Write out the material again word for word, dropping any images it holds.

(Entries taken from a collection)
◇ ◇ ◇ ◇ ◇

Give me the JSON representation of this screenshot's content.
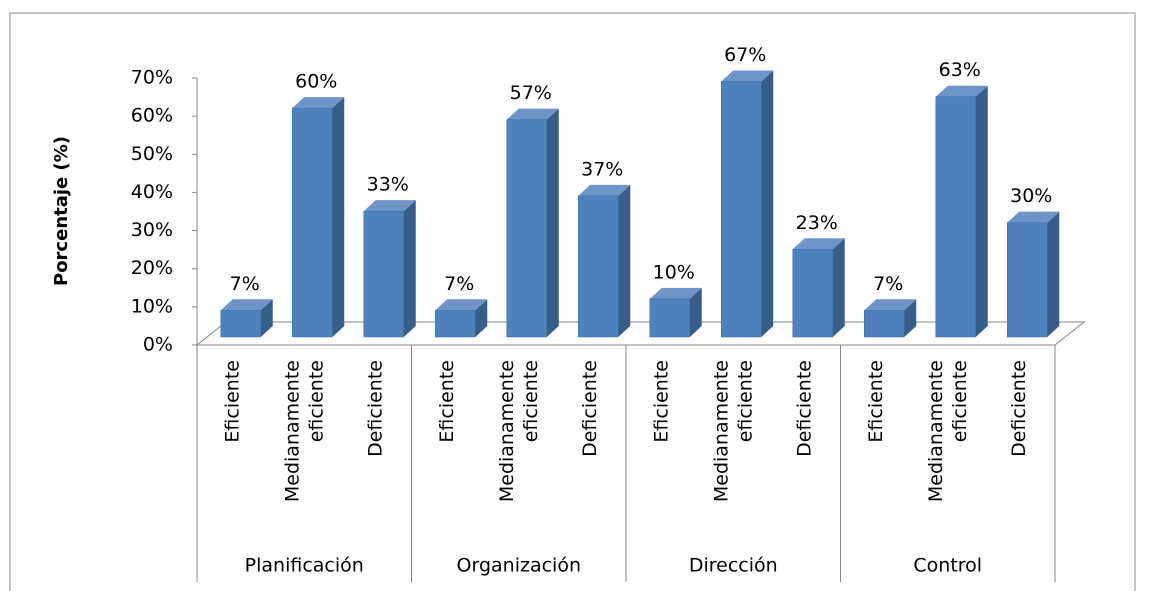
{
  "chart_data": {
    "type": "bar3d",
    "y_axis_label": "Porcentaje (%)",
    "categories": [
      "Eficiente",
      "Medianamente eficiente",
      "Deficiente",
      "Eficiente",
      "Medianamente eficiente",
      "Deficiente",
      "Eficiente",
      "Medianamente eficiente",
      "Deficiente",
      "Eficiente",
      "Medianamente eficiente",
      "Deficiente"
    ],
    "groups": [
      "Planificación",
      "Organización",
      "Dirección",
      "Control"
    ],
    "values": [
      7,
      60,
      33,
      7,
      57,
      37,
      10,
      67,
      23,
      7,
      63,
      30
    ],
    "value_labels": [
      "7%",
      "60%",
      "33%",
      "7%",
      "57%",
      "37%",
      "10%",
      "67%",
      "23%",
      "7%",
      "63%",
      "30%"
    ],
    "color": "#4f81bd",
    "ylim": [
      0,
      70
    ],
    "yticks": [
      {
        "value": 0,
        "label": "0%"
      },
      {
        "value": 10,
        "label": "10%"
      },
      {
        "value": 20,
        "label": "20%"
      },
      {
        "value": 30,
        "label": "30%"
      },
      {
        "value": 40,
        "label": "40%"
      },
      {
        "value": 50,
        "label": "50%"
      },
      {
        "value": 60,
        "label": "60%"
      },
      {
        "value": 70,
        "label": "70%"
      }
    ]
  }
}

◇ ◇ ◇ ◇ ◇

**Reply to the exercise:**
Give me the JSON representation of this screenshot's content.
{
  "chart_data": {
    "type": "bar3d",
    "y_axis_label": "Porcentaje (%)",
    "categories": [
      "Eficiente",
      "Medianamente eficiente",
      "Deficiente",
      "Eficiente",
      "Medianamente eficiente",
      "Deficiente",
      "Eficiente",
      "Medianamente eficiente",
      "Deficiente",
      "Eficiente",
      "Medianamente eficiente",
      "Deficiente"
    ],
    "groups": [
      "Planificación",
      "Organización",
      "Dirección",
      "Control"
    ],
    "values": [
      7,
      60,
      33,
      7,
      57,
      37,
      10,
      67,
      23,
      7,
      63,
      30
    ],
    "value_labels": [
      "7%",
      "60%",
      "33%",
      "7%",
      "57%",
      "37%",
      "10%",
      "67%",
      "23%",
      "7%",
      "63%",
      "30%"
    ],
    "color": "#4f81bd",
    "ylim": [
      0,
      70
    ],
    "yticks": [
      {
        "value": 0,
        "label": "0%"
      },
      {
        "value": 10,
        "label": "10%"
      },
      {
        "value": 20,
        "label": "20%"
      },
      {
        "value": 30,
        "label": "30%"
      },
      {
        "value": 40,
        "label": "40%"
      },
      {
        "value": 50,
        "label": "50%"
      },
      {
        "value": 60,
        "label": "60%"
      },
      {
        "value": 70,
        "label": "70%"
      }
    ]
  }
}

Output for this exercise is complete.